• **STATED GOAL**
Each record below should be repeated precisely as written.
* BEGIN *
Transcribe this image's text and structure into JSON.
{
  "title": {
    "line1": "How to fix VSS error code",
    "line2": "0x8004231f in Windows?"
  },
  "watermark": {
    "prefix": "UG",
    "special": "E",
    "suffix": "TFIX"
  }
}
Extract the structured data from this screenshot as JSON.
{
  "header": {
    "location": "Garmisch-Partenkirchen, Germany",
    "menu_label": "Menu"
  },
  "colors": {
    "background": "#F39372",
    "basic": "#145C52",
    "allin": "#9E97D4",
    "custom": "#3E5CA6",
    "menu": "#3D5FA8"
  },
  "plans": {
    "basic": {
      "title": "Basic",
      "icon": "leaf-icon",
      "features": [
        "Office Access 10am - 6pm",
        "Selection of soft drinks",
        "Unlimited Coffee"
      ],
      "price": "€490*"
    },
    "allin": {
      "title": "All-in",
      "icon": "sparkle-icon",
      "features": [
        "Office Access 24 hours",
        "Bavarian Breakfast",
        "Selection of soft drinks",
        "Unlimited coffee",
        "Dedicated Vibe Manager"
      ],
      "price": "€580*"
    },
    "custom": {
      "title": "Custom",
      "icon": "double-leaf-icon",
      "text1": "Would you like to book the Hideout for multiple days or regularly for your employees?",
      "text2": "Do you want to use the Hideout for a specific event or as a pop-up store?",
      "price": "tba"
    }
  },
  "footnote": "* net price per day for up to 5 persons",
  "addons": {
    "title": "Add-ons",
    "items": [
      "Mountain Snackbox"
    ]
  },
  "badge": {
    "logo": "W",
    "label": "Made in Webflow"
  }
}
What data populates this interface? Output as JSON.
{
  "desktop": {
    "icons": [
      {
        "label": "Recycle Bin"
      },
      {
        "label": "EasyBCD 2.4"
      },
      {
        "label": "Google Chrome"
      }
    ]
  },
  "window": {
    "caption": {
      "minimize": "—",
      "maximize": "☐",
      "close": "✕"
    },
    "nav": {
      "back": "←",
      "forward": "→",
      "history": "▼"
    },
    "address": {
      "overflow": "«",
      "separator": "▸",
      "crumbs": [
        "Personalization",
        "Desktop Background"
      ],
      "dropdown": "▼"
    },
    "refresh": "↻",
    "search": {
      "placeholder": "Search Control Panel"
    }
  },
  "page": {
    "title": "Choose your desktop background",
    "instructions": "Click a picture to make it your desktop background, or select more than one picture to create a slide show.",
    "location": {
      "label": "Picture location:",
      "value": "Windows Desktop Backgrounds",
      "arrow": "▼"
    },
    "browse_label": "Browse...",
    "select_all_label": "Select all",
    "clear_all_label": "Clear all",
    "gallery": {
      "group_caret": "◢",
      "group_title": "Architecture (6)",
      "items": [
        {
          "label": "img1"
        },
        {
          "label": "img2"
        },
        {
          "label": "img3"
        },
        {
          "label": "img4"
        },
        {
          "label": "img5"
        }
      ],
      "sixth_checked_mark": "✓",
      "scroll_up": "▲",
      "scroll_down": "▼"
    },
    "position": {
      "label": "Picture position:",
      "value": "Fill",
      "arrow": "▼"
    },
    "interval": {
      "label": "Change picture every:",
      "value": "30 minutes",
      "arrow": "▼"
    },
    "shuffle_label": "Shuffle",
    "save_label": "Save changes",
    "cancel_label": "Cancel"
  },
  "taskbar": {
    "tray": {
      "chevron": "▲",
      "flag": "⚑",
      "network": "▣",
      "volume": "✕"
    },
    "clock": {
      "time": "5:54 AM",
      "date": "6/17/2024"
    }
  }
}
* END *
• **WRITTEN SOLUTION**
Transcribe this image's text and structure into JSON.
{
  "title": {
    "line1": "How to fix VSS error code",
    "line2": "0x8004231f in Windows?"
  },
  "watermark": {
    "prefix": "UG",
    "special": "E",
    "suffix": "TFIX"
  }
}
Extract the structured data from this screenshot as JSON.
{
  "header": {
    "location": "Garmisch-Partenkirchen, Germany",
    "menu_label": "Menu"
  },
  "colors": {
    "background": "#F39372",
    "basic": "#145C52",
    "allin": "#9E97D4",
    "custom": "#3E5CA6",
    "menu": "#3D5FA8"
  },
  "plans": {
    "basic": {
      "title": "Basic",
      "icon": "leaf-icon",
      "features": [
        "Office Access 10am - 6pm",
        "Selection of soft drinks",
        "Unlimited Coffee"
      ],
      "price": "€490*"
    },
    "allin": {
      "title": "All-in",
      "icon": "sparkle-icon",
      "features": [
        "Office Access 24 hours",
        "Bavarian Breakfast",
        "Selection of soft drinks",
        "Unlimited coffee",
        "Dedicated Vibe Manager"
      ],
      "price": "€580*"
    },
    "custom": {
      "title": "Custom",
      "icon": "double-leaf-icon",
      "text1": "Would you like to book the Hideout for multiple days or regularly for your employees?",
      "text2": "Do you want to use the Hideout for a specific event or as a pop-up store?",
      "price": "tba"
    }
  },
  "footnote": "* net price per day for up to 5 persons",
  "addons": {
    "title": "Add-ons",
    "items": [
      "Mountain Snackbox"
    ]
  },
  "badge": {
    "logo": "W",
    "label": "Made in Webflow"
  }
}
What data populates this interface? Output as JSON.
{
  "desktop": {
    "icons": [
      {
        "label": "Recycle Bin"
      },
      {
        "label": "EasyBCD 2.4"
      },
      {
        "label": "Google Chrome"
      }
    ]
  },
  "window": {
    "caption": {
      "minimize": "—",
      "maximize": "☐",
      "close": "✕"
    },
    "nav": {
      "back": "←",
      "forward": "→",
      "history": "▼"
    },
    "address": {
      "overflow": "«",
      "separator": "▸",
      "crumbs": [
        "Personalization",
        "Desktop Background"
      ],
      "dropdown": "▼"
    },
    "refresh": "↻",
    "search": {
      "placeholder": "Search Control Panel"
    }
  },
  "page": {
    "title": "Choose your desktop background",
    "instructions": "Click a picture to make it your desktop background, or select more than one picture to create a slide show.",
    "location": {
      "label": "Picture location:",
      "value": "Windows Desktop Backgrounds",
      "arrow": "▼"
    },
    "browse_label": "Browse...",
    "select_all_label": "Select all",
    "clear_all_label": "Clear all",
    "gallery": {
      "group_caret": "◢",
      "group_title": "Architecture (6)",
      "items": [
        {
          "label": "img1"
        },
        {
          "label": "img2"
        },
        {
          "label": "img3"
        },
        {
          "label": "img4"
        },
        {
          "label": "img5"
        }
      ],
      "sixth_checked_mark": "✓",
      "scroll_up": "▲",
      "scroll_down": "▼"
    },
    "position": {
      "label": "Picture position:",
      "value": "Fill",
      "arrow": "▼"
    },
    "interval": {
      "label": "Change picture every:",
      "value": "30 minutes",
      "arrow": "▼"
    },
    "shuffle_label": "Shuffle",
    "save_label": "Save changes",
    "cancel_label": "Cancel"
  },
  "taskbar": {
    "tray": {
      "chevron": "▲",
      "flag": "⚑",
      "network": "▣",
      "volume": "✕"
    },
    "clock": {
      "time": "5:54 AM",
      "date": "6/17/2024"
    }
  }
}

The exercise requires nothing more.